### What this task involves
Output all lines exactly, with nothing added or dropped.

### Records for the exercise
• • • • • • •

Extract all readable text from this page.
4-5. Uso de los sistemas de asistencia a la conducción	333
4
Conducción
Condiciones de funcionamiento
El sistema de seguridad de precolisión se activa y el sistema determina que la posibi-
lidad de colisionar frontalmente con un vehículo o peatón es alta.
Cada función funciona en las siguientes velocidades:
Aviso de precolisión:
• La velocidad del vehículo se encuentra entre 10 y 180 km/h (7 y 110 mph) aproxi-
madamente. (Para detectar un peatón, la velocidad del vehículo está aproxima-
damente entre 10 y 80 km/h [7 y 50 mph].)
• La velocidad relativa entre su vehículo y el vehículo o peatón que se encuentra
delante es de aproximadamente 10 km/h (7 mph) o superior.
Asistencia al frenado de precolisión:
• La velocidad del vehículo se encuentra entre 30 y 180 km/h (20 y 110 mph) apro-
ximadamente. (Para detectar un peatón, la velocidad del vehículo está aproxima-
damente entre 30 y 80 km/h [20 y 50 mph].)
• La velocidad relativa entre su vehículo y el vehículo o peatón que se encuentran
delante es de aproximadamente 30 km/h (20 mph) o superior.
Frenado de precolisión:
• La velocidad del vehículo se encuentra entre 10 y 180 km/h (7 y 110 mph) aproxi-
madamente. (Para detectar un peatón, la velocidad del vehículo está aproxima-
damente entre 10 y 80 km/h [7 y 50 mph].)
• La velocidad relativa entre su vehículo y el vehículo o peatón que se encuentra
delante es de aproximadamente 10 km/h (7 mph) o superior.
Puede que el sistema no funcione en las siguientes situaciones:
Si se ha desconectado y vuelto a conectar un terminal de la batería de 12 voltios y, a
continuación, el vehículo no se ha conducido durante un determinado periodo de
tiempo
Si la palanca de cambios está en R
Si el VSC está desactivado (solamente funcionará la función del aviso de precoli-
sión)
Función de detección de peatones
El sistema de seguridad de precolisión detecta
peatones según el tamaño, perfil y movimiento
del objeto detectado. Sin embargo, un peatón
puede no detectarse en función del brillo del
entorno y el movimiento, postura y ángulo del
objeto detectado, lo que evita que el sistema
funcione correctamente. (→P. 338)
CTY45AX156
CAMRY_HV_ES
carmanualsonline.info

• • • • • • •

### Task output
Extract all readable text from this page.
4-5. Uso de los sistemas de asistencia a la conducción	333
4
Conducción
Condiciones de funcionamiento
El sistema de seguridad de precolisión se activa y el sistema determina que la posibi-
lidad de colisionar frontalmente con un vehículo o peatón es alta.
Cada función funciona en las siguientes velocidades:
Aviso de precolisión:
• La velocidad del vehículo se encuentra entre 10 y 180 km/h (7 y 110 mph) aproxi-
madamente. (Para detectar un peatón, la velocidad del vehículo está aproxima-
damente entre 10 y 80 km/h [7 y 50 mph].)
• La velocidad relativa entre su vehículo y el vehículo o peatón que se encuentra
delante es de aproximadamente 10 km/h (7 mph) o superior.
Asistencia al frenado de precolisión:
• La velocidad del vehículo se encuentra entre 30 y 180 km/h (20 y 110 mph) apro-
ximadamente. (Para detectar un peatón, la velocidad del vehículo está aproxima-
damente entre 30 y 80 km/h [20 y 50 mph].)
• La velocidad relativa entre su vehículo y el vehículo o peatón que se encuentran
delante es de aproximadamente 30 km/h (20 mph) o superior.
Frenado de precolisión:
• La velocidad del vehículo se encuentra entre 10 y 180 km/h (7 y 110 mph) aproxi-
madamente. (Para detectar un peatón, la velocidad del vehículo está aproxima-
damente entre 10 y 80 km/h [7 y 50 mph].)
• La velocidad relativa entre su vehículo y el vehículo o peatón que se encuentra
delante es de aproximadamente 10 km/h (7 mph) o superior.
Puede que el sistema no funcione en las siguientes situaciones:
Si se ha desconectado y vuelto a conectar un terminal de la batería de 12 voltios y, a
continuación, el vehículo no se ha conducido durante un determinado periodo de
tiempo
Si la palanca de cambios está en R
Si el VSC está desactivado (solamente funcionará la función del aviso de precoli-
sión)
Función de detección de peatones
El sistema de seguridad de precolisión detecta
peatones según el tamaño, perfil y movimiento
del objeto detectado. Sin embargo, un peatón
puede no detectarse en función del brillo del
entorno y el movimiento, postura y ángulo del
objeto detectado, lo que evita que el sistema
funcione correctamente. (→P. 338)
CTY45AX156
CAMRY_HV_ES
carmanualsonline.info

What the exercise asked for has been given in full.